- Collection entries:
--------------------------------

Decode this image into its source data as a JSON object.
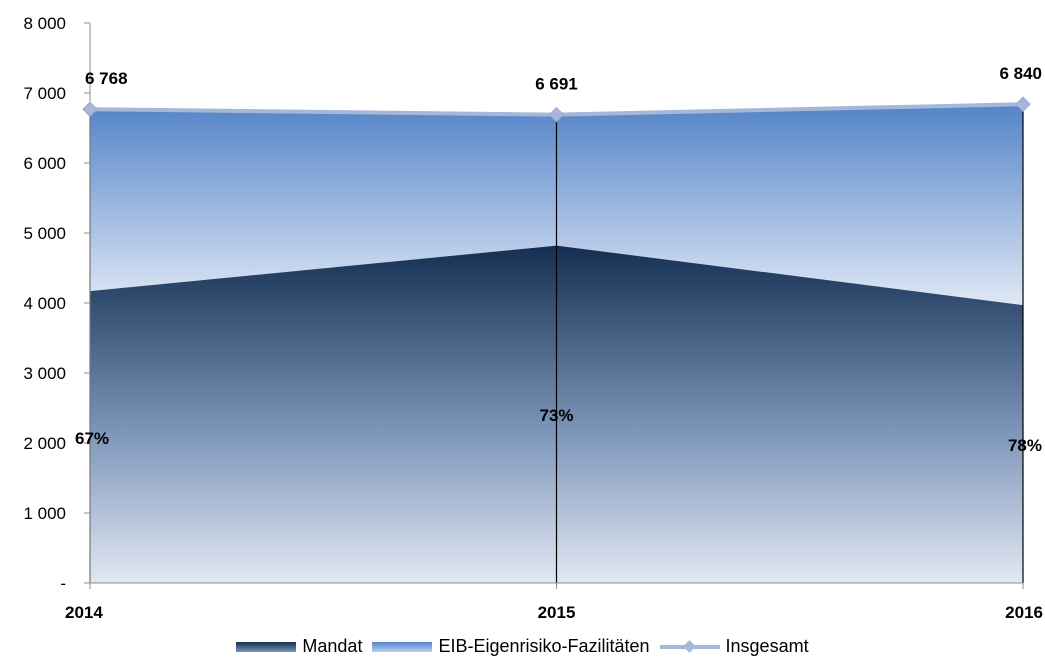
{
  "chart_data": {
    "type": "area",
    "categories": [
      "2014",
      "2015",
      "2016"
    ],
    "series": [
      {
        "name": "Mandat",
        "values": [
          4170,
          4820,
          3970
        ],
        "color": "#1a365d"
      },
      {
        "name": "EIB-Eigenrisiko-Fazilitäten",
        "values": [
          2598,
          1871,
          2870
        ],
        "color": "#5b8fd3"
      },
      {
        "name": "Insgesamt",
        "values": [
          6768,
          6691,
          6840
        ],
        "color": "#a6b8d6"
      }
    ],
    "total_labels": [
      "6 768",
      "6 691",
      "6 840"
    ],
    "percent_labels": [
      "67%",
      "73%",
      "78%"
    ],
    "yticks": [
      {
        "value": 0,
        "label": "-"
      },
      {
        "value": 1000,
        "label": "1 000"
      },
      {
        "value": 2000,
        "label": "2 000"
      },
      {
        "value": 3000,
        "label": "3 000"
      },
      {
        "value": 4000,
        "label": "4 000"
      },
      {
        "value": 5000,
        "label": "5 000"
      },
      {
        "value": 6000,
        "label": "6 000"
      },
      {
        "value": 7000,
        "label": "7 000"
      },
      {
        "value": 8000,
        "label": "8 000"
      }
    ],
    "ylim": [
      0,
      8000
    ],
    "grid": false,
    "legend_position": "bottom"
  },
  "legend": {
    "items": [
      "Mandat",
      "EIB-Eigenrisiko-Fazilitäten",
      "Insgesamt"
    ]
  }
}
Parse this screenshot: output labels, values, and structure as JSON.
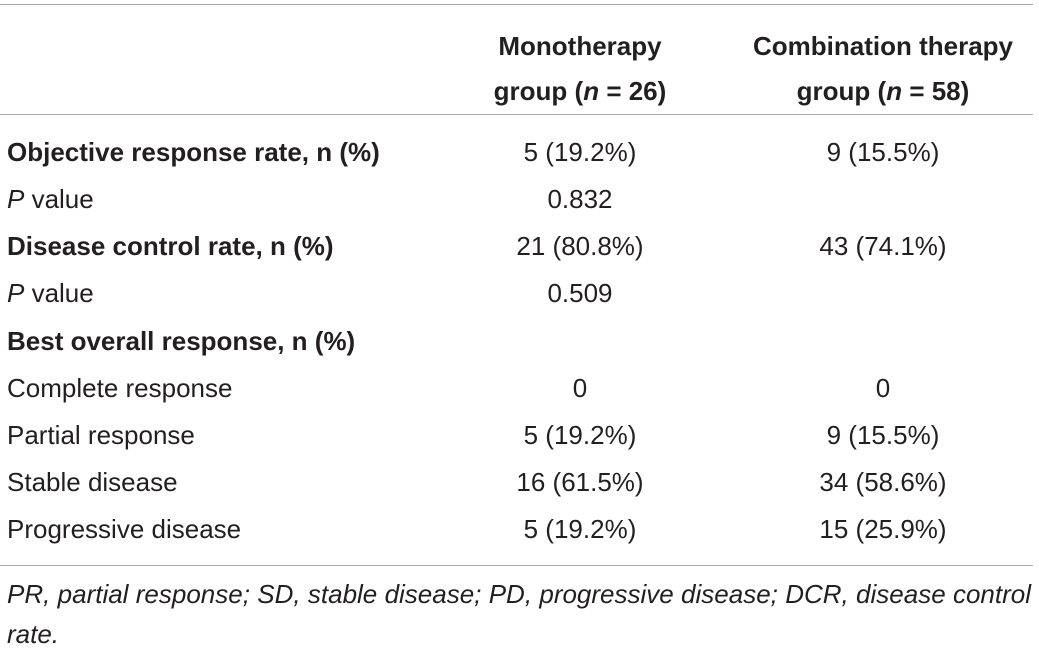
{
  "header": {
    "col1": {
      "line1": "Monotherapy",
      "line2_pre": "group (",
      "line2_n": "n",
      "line2_post": " = 26)"
    },
    "col2": {
      "line1": "Combination therapy",
      "line2_pre": "group (",
      "line2_n": "n",
      "line2_post": " = 58)"
    }
  },
  "rows": [
    {
      "label": "Objective response rate, n (%)",
      "mono": "5 (19.2%)",
      "combo": "9 (15.5%)"
    },
    {
      "label_italic": "P",
      "label_rest": " value",
      "mono": "0.832",
      "combo": ""
    },
    {
      "label": "Disease control rate, n (%)",
      "mono": "21 (80.8%)",
      "combo": "43 (74.1%)"
    },
    {
      "label_italic": "P",
      "label_rest": " value",
      "mono": "0.509",
      "combo": ""
    },
    {
      "label": "Best overall response, n (%)",
      "mono": "",
      "combo": ""
    },
    {
      "label": "Complete response",
      "mono": "0",
      "combo": "0"
    },
    {
      "label": "Partial response",
      "mono": "5 (19.2%)",
      "combo": "9 (15.5%)"
    },
    {
      "label": "Stable disease",
      "mono": "16 (61.5%)",
      "combo": "34 (58.6%)"
    },
    {
      "label": "Progressive disease",
      "mono": "5 (19.2%)",
      "combo": "15 (25.9%)"
    }
  ],
  "footnote": "PR, partial response; SD, stable disease; PD, progressive disease; DCR, disease control rate."
}
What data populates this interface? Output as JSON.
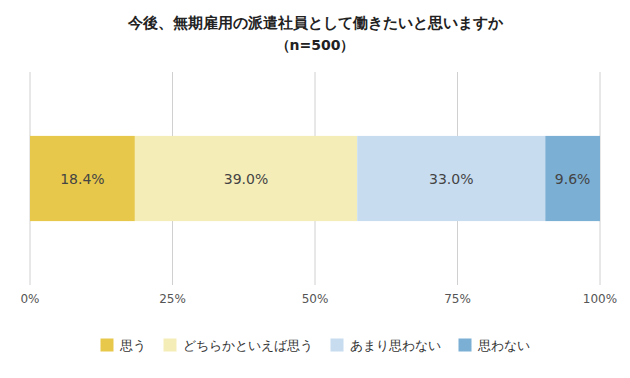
{
  "chart_data": {
    "type": "bar",
    "orientation": "horizontal",
    "stacked": true,
    "title": "今後、無期雇用の派遣社員として働きたいと思いますか",
    "subtitle": "（n=500）",
    "categories": [
      null
    ],
    "series": [
      {
        "name": "思う",
        "color": "#E8C84A",
        "values": [
          18.4
        ],
        "value_labels": [
          "18.4%"
        ]
      },
      {
        "name": "どちらかといえば思う",
        "color": "#F5EDB8",
        "values": [
          39.0
        ],
        "value_labels": [
          "39.0%"
        ]
      },
      {
        "name": "あまり思わない",
        "color": "#C8DCF0",
        "values": [
          33.0
        ],
        "value_labels": [
          "33.0%"
        ]
      },
      {
        "name": "思わない",
        "color": "#7BAFD4",
        "values": [
          9.6
        ],
        "value_labels": [
          "9.6%"
        ]
      }
    ],
    "xlim": [
      0,
      100
    ],
    "xticks": [
      {
        "value": 0,
        "label": "0%"
      },
      {
        "value": 25,
        "label": "25%"
      },
      {
        "value": 50,
        "label": "50%"
      },
      {
        "value": 75,
        "label": "75%"
      },
      {
        "value": 100,
        "label": "100%"
      }
    ],
    "grid": true,
    "data_labels": true,
    "tick_labels": "x",
    "legend": "bottom"
  }
}
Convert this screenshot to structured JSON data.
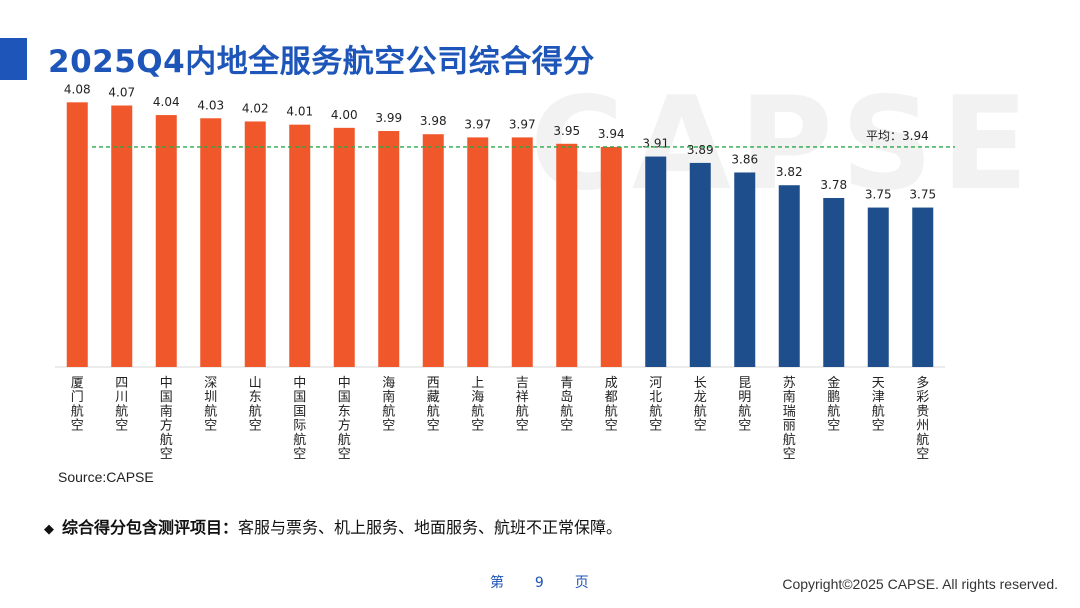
{
  "title": "2025Q4内地全服务航空公司综合得分",
  "watermark": "CAPSE",
  "source": "Source:CAPSE",
  "note": {
    "bullet_icon": "diamond-icon",
    "label": "综合得分包含测评项目：",
    "text": "客服与票务、机上服务、地面服务、航班不正常保障。"
  },
  "page": {
    "prefix": "第",
    "number": "9",
    "suffix": "页"
  },
  "copyright": "Copyright©2025 CAPSE. All rights reserved.",
  "colors": {
    "above_avg": "#f0572a",
    "below_avg": "#1f4e8c",
    "avg_line": "#2aa84a",
    "title": "#1d55b8"
  },
  "chart_data": {
    "type": "bar",
    "title": "",
    "xlabel": "",
    "ylabel": "",
    "ylim": [
      3.25,
      4.15
    ],
    "categories": [
      "厦门航空",
      "四川航空",
      "中国南方航空",
      "深圳航空",
      "山东航空",
      "中国国际航空",
      "中国东方航空",
      "海南航空",
      "西藏航空",
      "上海航空",
      "吉祥航空",
      "青岛航空",
      "成都航空",
      "河北航空",
      "长龙航空",
      "昆明航空",
      "苏南瑞丽航空",
      "金鹏航空",
      "天津航空",
      "多彩贵州航空"
    ],
    "values": [
      4.08,
      4.07,
      4.04,
      4.03,
      4.02,
      4.01,
      4.0,
      3.99,
      3.98,
      3.97,
      3.97,
      3.95,
      3.94,
      3.91,
      3.89,
      3.86,
      3.82,
      3.78,
      3.75,
      3.75
    ],
    "value_labels": [
      "4.08",
      "4.07",
      "4.04",
      "4.03",
      "4.02",
      "4.01",
      "4.00",
      "3.99",
      "3.98",
      "3.97",
      "3.97",
      "3.95",
      "3.94",
      "3.91",
      "3.89",
      "3.86",
      "3.82",
      "3.78",
      "3.75",
      "3.75"
    ],
    "series_groups": [
      "above",
      "above",
      "above",
      "above",
      "above",
      "above",
      "above",
      "above",
      "above",
      "above",
      "above",
      "above",
      "above",
      "below",
      "below",
      "below",
      "below",
      "below",
      "below",
      "below"
    ],
    "average": {
      "value": 3.94,
      "label": "平均：3.94"
    }
  }
}
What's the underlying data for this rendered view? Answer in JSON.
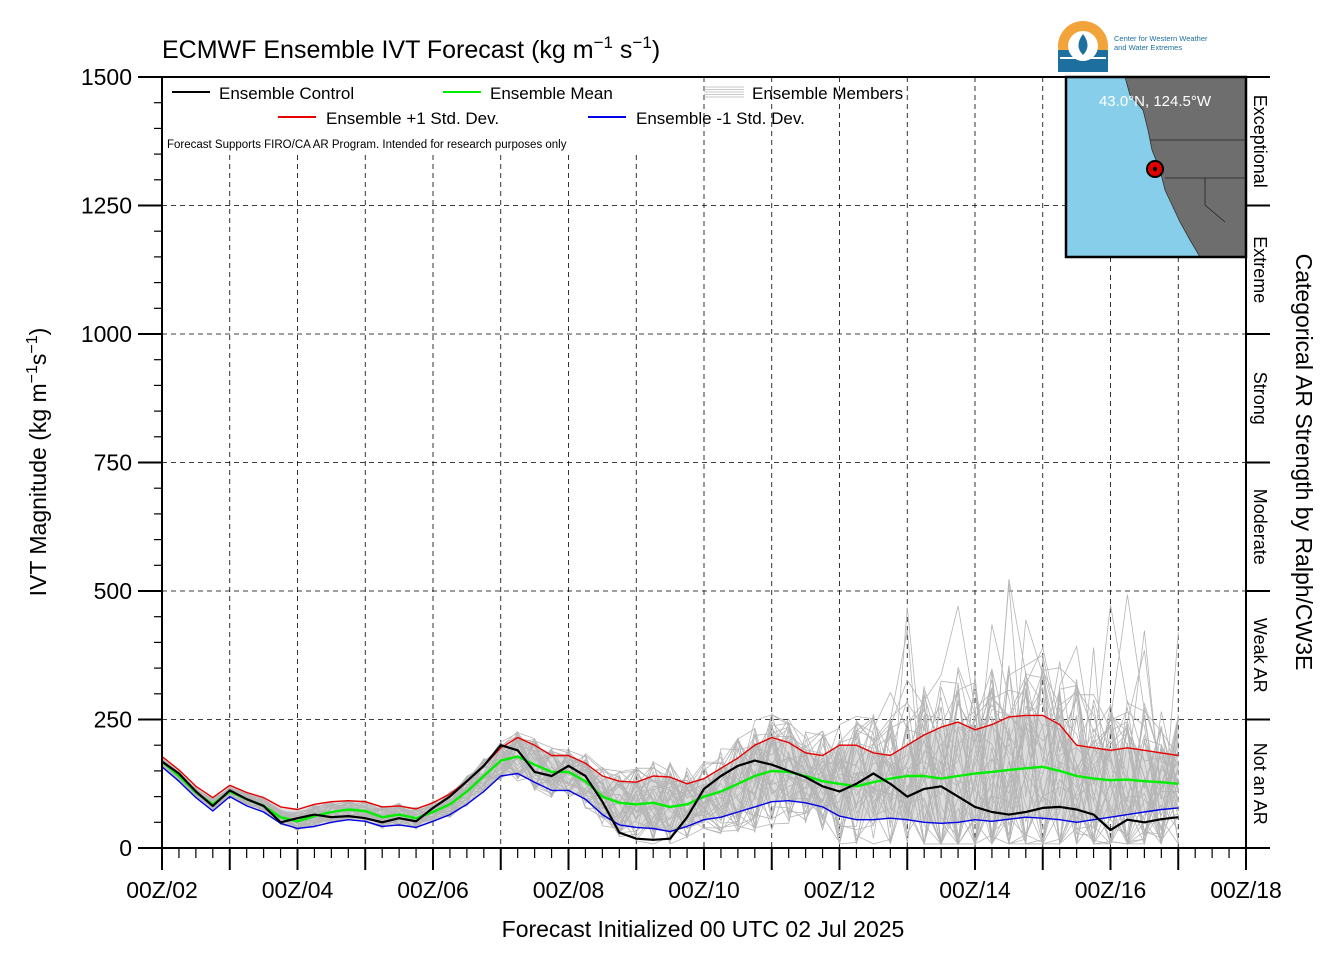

--------------------------------

- What is asked: How many lines in the listing contain "true"? Answer with the number alone.

- Full response: 3